▶ **Passage**:

· · · · · · ·

Total and Permanent Disability (TPD)
You may be eligible for a lump sum payment if you miss work for 6 months or more due to sickness or injury.
Income Protection (IP)
If you are unable to work, Income Protection insurance could give you a monthly benefit for a defined period of time. This could be up to 75% of your gross income.
When a loved one passes away, a lump sum (a ‘Death Benefit’ ) becomes payable to the policy holder’s beneficiaries, such as a spouse or child. You would be surprised to learn how many people neglect to claim the superannuation fund benefits that are owing to them. A quick chat with Zaparas is all you need to prevent becoming one of them.
Specific injuries and defined medical conditions may entitle you to a lump sum payment, even if you continue to work.
Do I only qualify to make a claim for IP or TPD if I have a work-related injury?
No, your incapacity does not need to be work related. For example, if you have been in a car accident and are unable to continue working, or if you are suffering from a serious illness that stops you from continuing to work, you can apply to receive these benefits.
How do I know if I’m eligible to apply for these benefits?
Funds differ in their criteria and requirements. Whether the member is entitled to claim or not depends both on the terms of the ‘trust deed’, as well as the terms of the specific Insurance Policy.
For example, the Insurance Policy of a particular fund provides a definition of IP and TPD. These definitions can differ from Fund to Fund and Policy to Policy. Usually IP is payable ‘if a member is unable to do the member’s own job from month to month’ and usually a TPD is payable only ‘if the Insurer determines that the Member has been absent from work due to disability for a period of at least six months and in the opinion of the Trustee of the Fund the Member is unlikely ever again to engage in any profession, trade or occupation for which the Member is reasonably fitted by education, training and experience’.
What information do I need to provide to Zaparas Lawyers in assessing whether or not I have a claim?
Firstly, you need to provide us with your Superannuation Fund Financial Statement dated at the time you stopped work and/or at the time your injury occurred (which ever is the most relevant).
This Statement will indicate whether you were insured at the relevant time and the amount of Insurance you held at the relevant time.
You will also need to provide us with any medical evidence in your possession that will indicate that you were and continue to be unable to return to work, as per the definition of the Fund (see above). Subject to you authorising us to act on your behalf, we can request medical reports from your treating Doctors and appropriate Specialists regarding your injuries or illness with a view for making a claim on your behalf for your insured benefit.
What if I’m already a pre-existing WorkCover, TAC or Public Liability client at Zaparas Lawyers?

· · · · · · ·

In the passage on superannuation insurance claims above, up to what share of gross income could an Income Protection monthly benefit be?

· · · · · · ·

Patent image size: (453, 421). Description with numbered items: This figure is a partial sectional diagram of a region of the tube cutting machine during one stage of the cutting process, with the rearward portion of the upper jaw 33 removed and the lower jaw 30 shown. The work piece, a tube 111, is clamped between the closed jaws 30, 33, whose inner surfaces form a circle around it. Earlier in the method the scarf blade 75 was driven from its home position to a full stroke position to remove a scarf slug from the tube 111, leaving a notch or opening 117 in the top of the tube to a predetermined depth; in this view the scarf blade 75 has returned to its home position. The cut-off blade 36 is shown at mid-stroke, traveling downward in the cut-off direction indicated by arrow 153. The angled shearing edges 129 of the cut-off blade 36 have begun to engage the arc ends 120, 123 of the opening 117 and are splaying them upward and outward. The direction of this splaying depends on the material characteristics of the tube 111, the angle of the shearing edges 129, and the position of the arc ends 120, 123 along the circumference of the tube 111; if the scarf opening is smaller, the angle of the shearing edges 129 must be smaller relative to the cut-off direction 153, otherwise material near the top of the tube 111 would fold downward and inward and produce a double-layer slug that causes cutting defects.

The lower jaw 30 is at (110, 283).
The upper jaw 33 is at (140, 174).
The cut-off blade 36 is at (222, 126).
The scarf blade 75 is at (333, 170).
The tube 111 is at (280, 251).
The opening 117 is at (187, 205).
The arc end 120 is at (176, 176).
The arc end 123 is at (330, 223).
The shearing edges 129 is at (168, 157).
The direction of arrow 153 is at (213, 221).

· · · · · · ·

▶ **Result**:
Up to 75% of gross income.